_Direction_:
Among the lines below, list those containing the string "worldview".

-=-=-

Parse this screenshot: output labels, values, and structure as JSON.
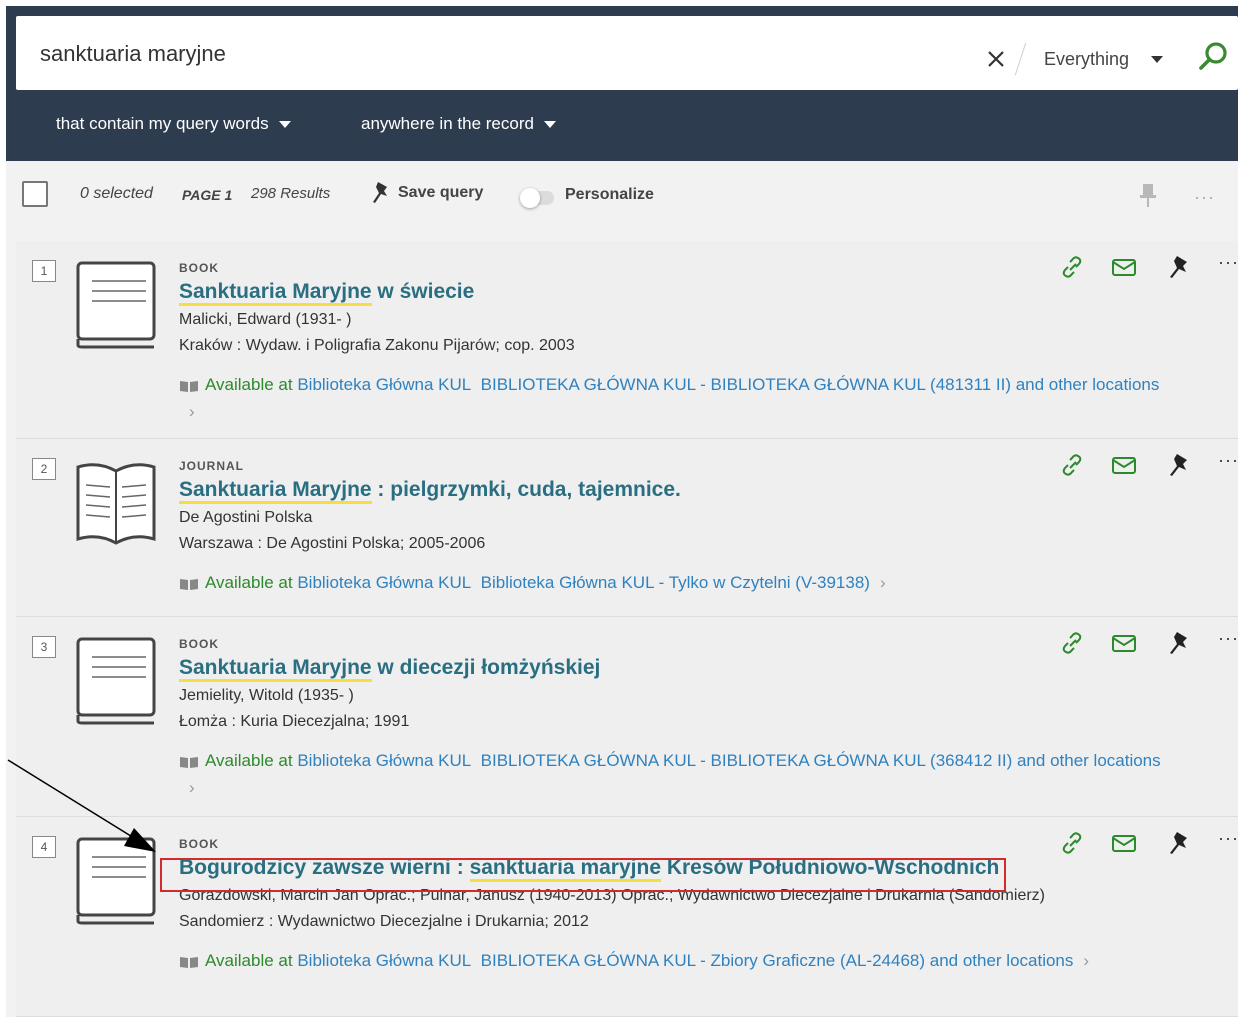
{
  "search": {
    "query": "sanktuaria maryjne",
    "scope": "Everything",
    "filters": [
      "that contain my query words",
      "anywhere in the record"
    ]
  },
  "toolbar": {
    "selected": "0 selected",
    "page": "PAGE 1",
    "results": "298 Results",
    "save_query": "Save query",
    "personalize": "Personalize",
    "personalize_on": false,
    "more": "···"
  },
  "results": [
    {
      "num": "1",
      "type": "BOOK",
      "title_hl": "Sanktuaria Maryjne",
      "title_rest": " w świecie",
      "author": "Malicki, Edward (1931- )",
      "publisher": "Kraków : Wydaw. i Poligrafia Zakonu Pijarów; cop. 2003",
      "avail_label": "Available at",
      "library": "Biblioteka Główna KUL",
      "location": "BIBLIOTEKA GŁÓWNA KUL - BIBLIOTEKA GŁÓWNA KUL (481311 II) and other locations"
    },
    {
      "num": "2",
      "type": "JOURNAL",
      "title_hl": "Sanktuaria Maryjne",
      "title_rest": " : pielgrzymki, cuda, tajemnice.",
      "author": "De Agostini Polska",
      "publisher": "Warszawa : De Agostini Polska; 2005-2006",
      "avail_label": "Available at",
      "library": "Biblioteka Główna KUL",
      "location": "Biblioteka Główna KUL - Tylko w Czytelni (V-39138)"
    },
    {
      "num": "3",
      "type": "BOOK",
      "title_hl": "Sanktuaria Maryjne",
      "title_rest": " w diecezji łomżyńskiej",
      "author": "Jemielity, Witold (1935- )",
      "publisher": "Łomża : Kuria Diecezjalna; 1991",
      "avail_label": "Available at",
      "library": "Biblioteka Główna KUL",
      "location": "BIBLIOTEKA GŁÓWNA KUL - BIBLIOTEKA GŁÓWNA KUL (368412 II) and other locations"
    },
    {
      "num": "4",
      "type": "BOOK",
      "title_pre": "Bogurodzicy zawsze wierni : ",
      "title_hl": "sanktuaria maryjne",
      "title_rest": " Kresów Południowo-Wschodnich",
      "author": "Gorazdowski, Marcin Jan Oprac.; Pulnar, Janusz (1940-2013) Oprac.; Wydawnictwo Diecezjalne i Drukarnia (Sandomierz)",
      "publisher": "Sandomierz : Wydawnictwo Diecezjalne i Drukarnia; 2012",
      "avail_label": "Available at",
      "library": "Biblioteka Główna KUL",
      "location": "BIBLIOTEKA GŁÓWNA KUL - Zbiory Graficzne (AL-24468) and other locations"
    }
  ],
  "colors": {
    "header_bg": "#2e3c4f",
    "link": "#2a6e81",
    "available": "#2c8a2c",
    "highlight": "#f5dd44",
    "annotation": "#d12b2b"
  }
}
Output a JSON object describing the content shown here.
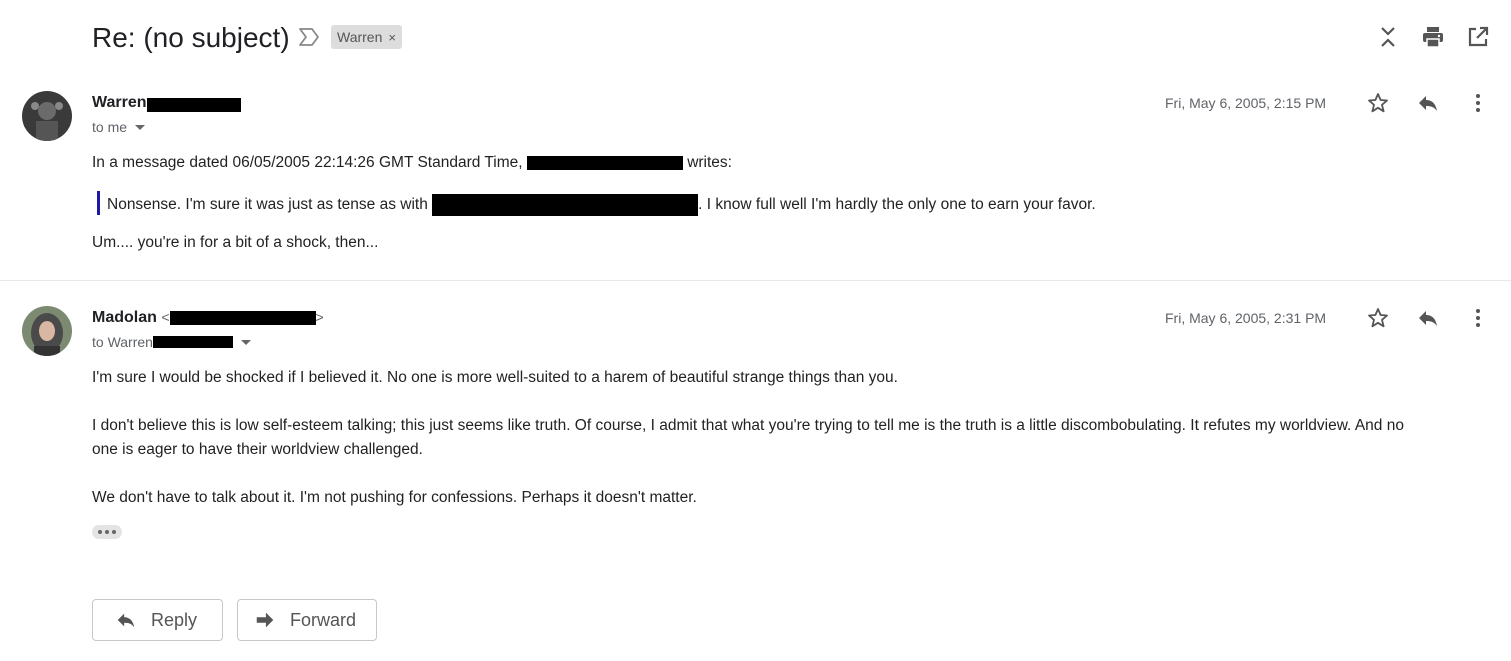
{
  "thread": {
    "subject": "Re: (no subject)",
    "label": "Warren",
    "label_remove": "×"
  },
  "messages": [
    {
      "sender_name": "Warren",
      "recipient_text": "to me",
      "date": "Fri, May 6, 2005, 2:15 PM",
      "body": {
        "intro_prefix": "In a message dated 06/05/2005 22:14:26 GMT Standard Time,",
        "intro_suffix": "writes:",
        "quote_prefix": "Nonsense. I'm sure it was just as tense as with",
        "quote_suffix": ". I know full well I'm hardly the only one to earn your favor.",
        "reply": "Um.... you're in for a bit of a shock, then..."
      }
    },
    {
      "sender_name": "Madolan",
      "sender_email_open": "<",
      "sender_email_close": ">",
      "recipient_text": "to Warren",
      "date": "Fri, May 6, 2005, 2:31 PM",
      "body": {
        "p1": "I'm sure I would be shocked if I believed it. No one is more well-suited to a harem of beautiful strange things than you.",
        "p2_line1": "I don't believe this is low self-esteem talking; this just seems like truth. Of course, I admit that what you're trying to tell me is the truth is a little discombobulating. It refutes my worldview. And no",
        "p2_line2": "one is eager to have their worldview challenged.",
        "p3": "We don't have to talk about it. I'm not pushing for confessions. Perhaps it doesn't matter."
      }
    }
  ],
  "actions": {
    "reply_label": "Reply",
    "forward_label": "Forward"
  },
  "colors": {
    "quote_bar": "#1a1aa6",
    "label_chip": "#dddddd",
    "icon_gray": "#5f6368"
  },
  "icons": {
    "header": [
      "importance-marker-icon",
      "collapse-all-icon",
      "print-icon",
      "open-in-new-window-icon"
    ],
    "message": [
      "star-icon",
      "reply-icon",
      "more-vert-icon"
    ]
  }
}
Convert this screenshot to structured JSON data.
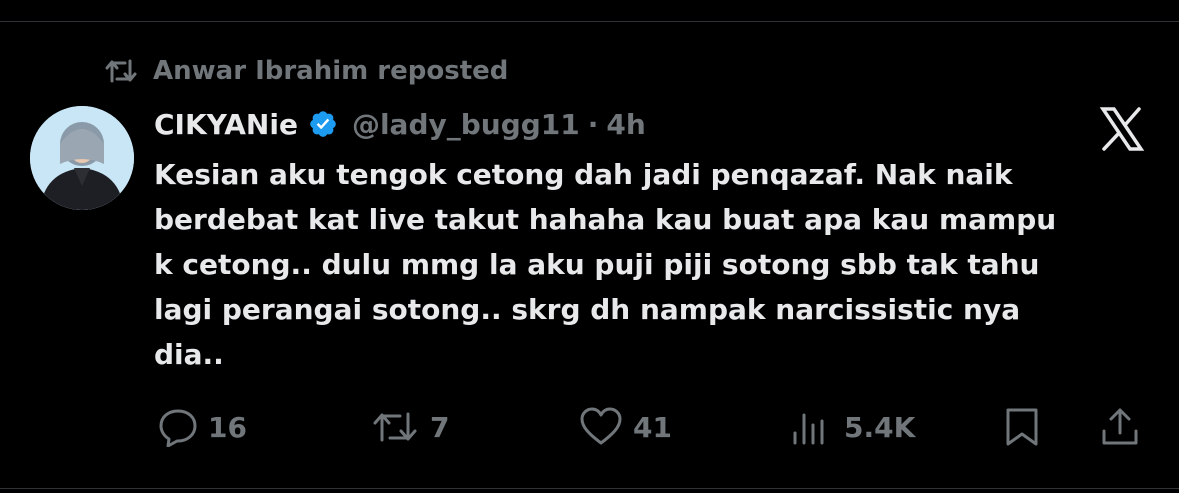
{
  "repost": {
    "icon": "repost-icon",
    "text": "Anwar Ibrahim reposted"
  },
  "tweet": {
    "display_name": "CIKYANie",
    "verified": true,
    "handle": "@lady_bugg11",
    "separator": "·",
    "time": "4h",
    "text": "Kesian aku tengok cetong dah jadi penqazaf. Nak naik\nberdebat kat live takut hahaha kau buat apa kau mampu\nk cetong.. dulu mmg la aku puji piji sotong sbb tak tahu\nlagi perangai sotong.. skrg dh nampak narcissistic nya\ndia..",
    "platform_icon": "x-logo-icon"
  },
  "actions": {
    "replies": {
      "icon": "reply-icon",
      "count": "16"
    },
    "reposts": {
      "icon": "repost-icon",
      "count": "7"
    },
    "likes": {
      "icon": "heart-icon",
      "count": "41"
    },
    "views": {
      "icon": "views-icon",
      "count": "5.4K"
    },
    "bookmark": {
      "icon": "bookmark-icon"
    },
    "share": {
      "icon": "share-icon"
    }
  },
  "colors": {
    "background": "#000000",
    "text_primary": "#e7e9ea",
    "text_secondary": "#71767b",
    "verified_blue": "#1d9bf0"
  }
}
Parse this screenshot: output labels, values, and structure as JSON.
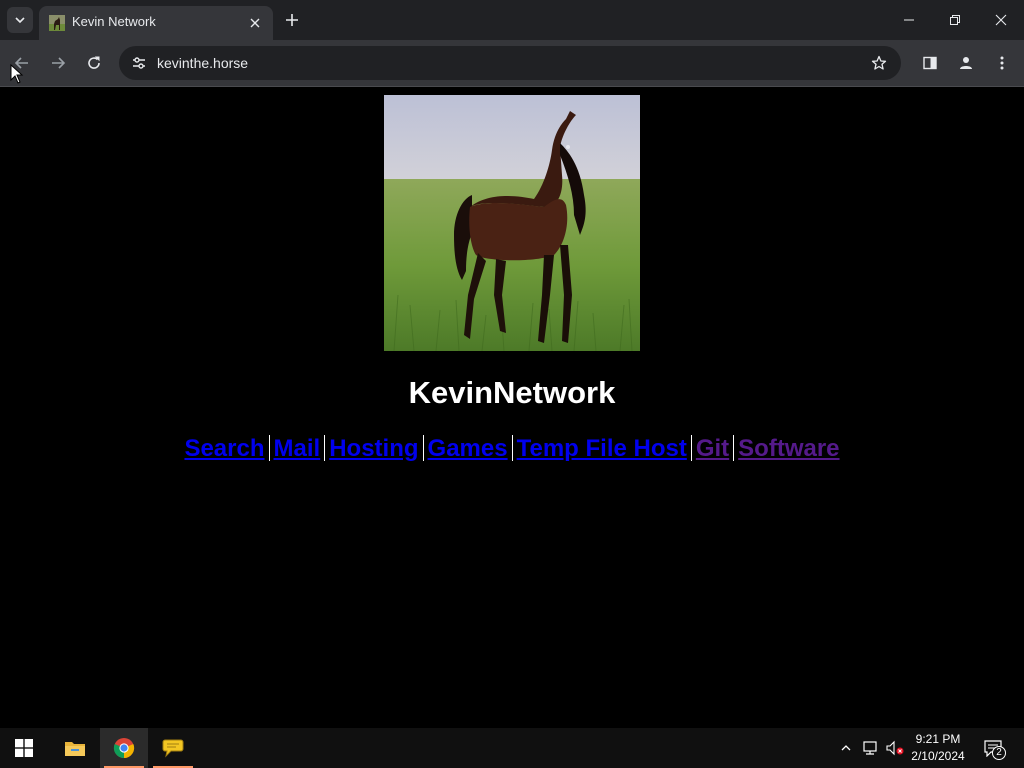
{
  "browser": {
    "tab": {
      "title": "Kevin Network"
    },
    "url": "kevinthe.horse"
  },
  "page": {
    "title": "KevinNetwork",
    "nav_links": [
      {
        "label": "Search",
        "state": "unvisited"
      },
      {
        "label": "Mail",
        "state": "unvisited"
      },
      {
        "label": "Hosting",
        "state": "unvisited"
      },
      {
        "label": "Games",
        "state": "unvisited"
      },
      {
        "label": "Temp File Host",
        "state": "unvisited"
      },
      {
        "label": "Git",
        "state": "visited"
      },
      {
        "label": "Software",
        "state": "visited"
      }
    ],
    "colors": {
      "link": "#0000ee",
      "visited_link": "#551a8b",
      "background": "#000000"
    }
  },
  "taskbar": {
    "time": "9:21 PM",
    "date": "2/10/2024",
    "notification_count": "2",
    "pinned": [
      "start-icon",
      "file-explorer-icon",
      "chrome-icon",
      "chat-bubble-icon"
    ]
  }
}
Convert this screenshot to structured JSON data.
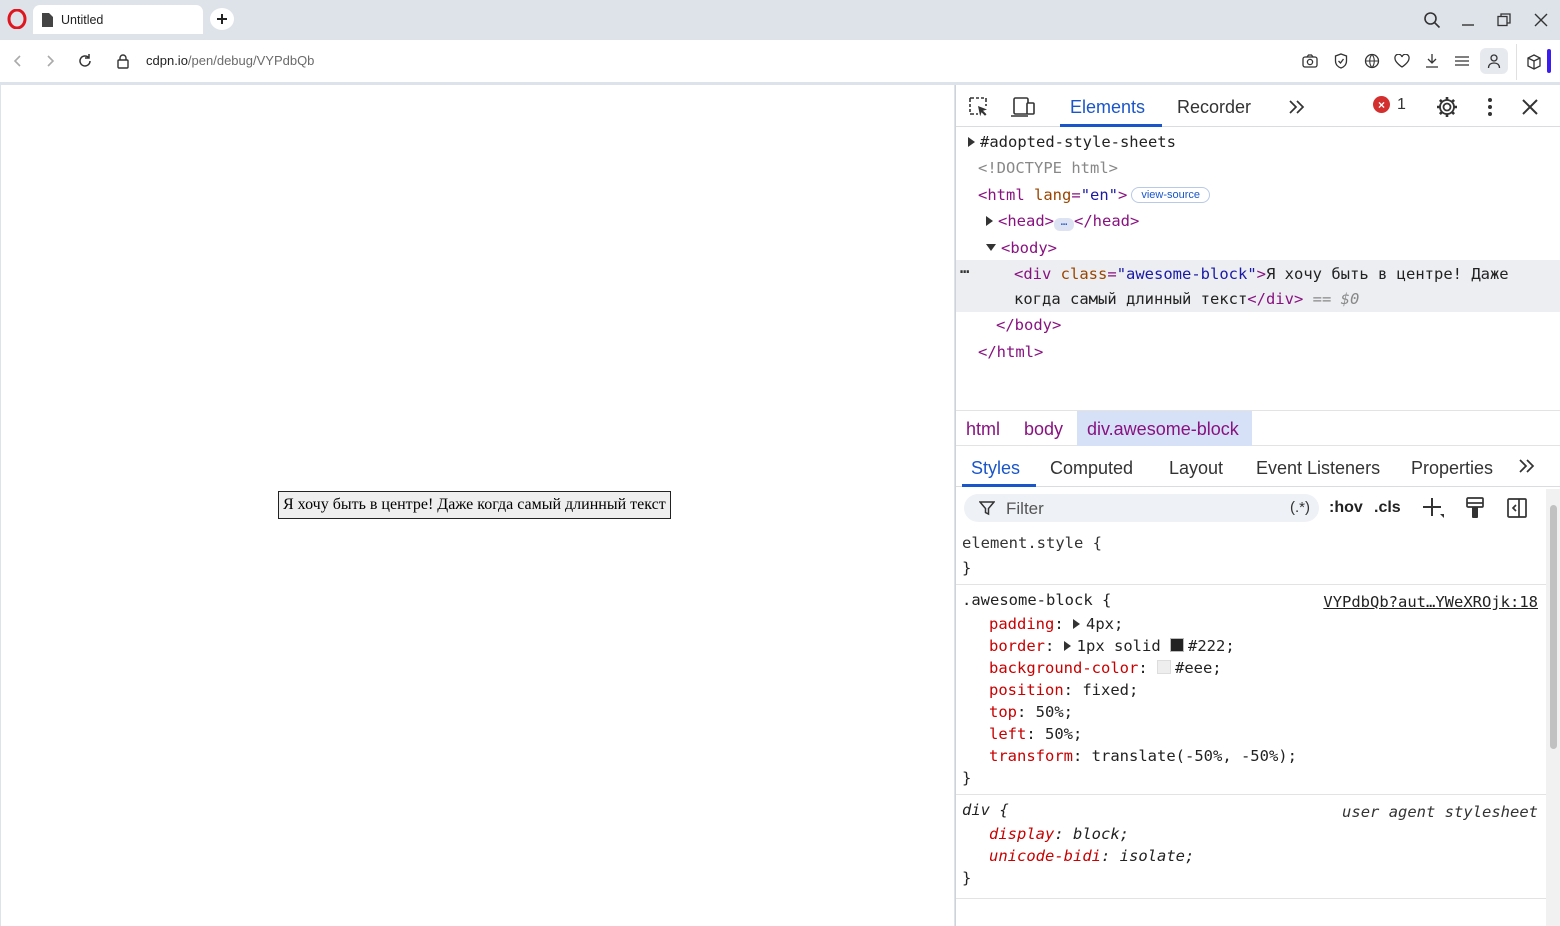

-=-=-

_Final result_:
        "p2_line1": "I don't believe this is low self-esteem talking; this just seems like truth. Of course, I admit that what you're trying to tell me is the truth is a little discombobulating. It refutes my worldview. And no",
        "p2_line2": "one is eager to have their worldview challenged.",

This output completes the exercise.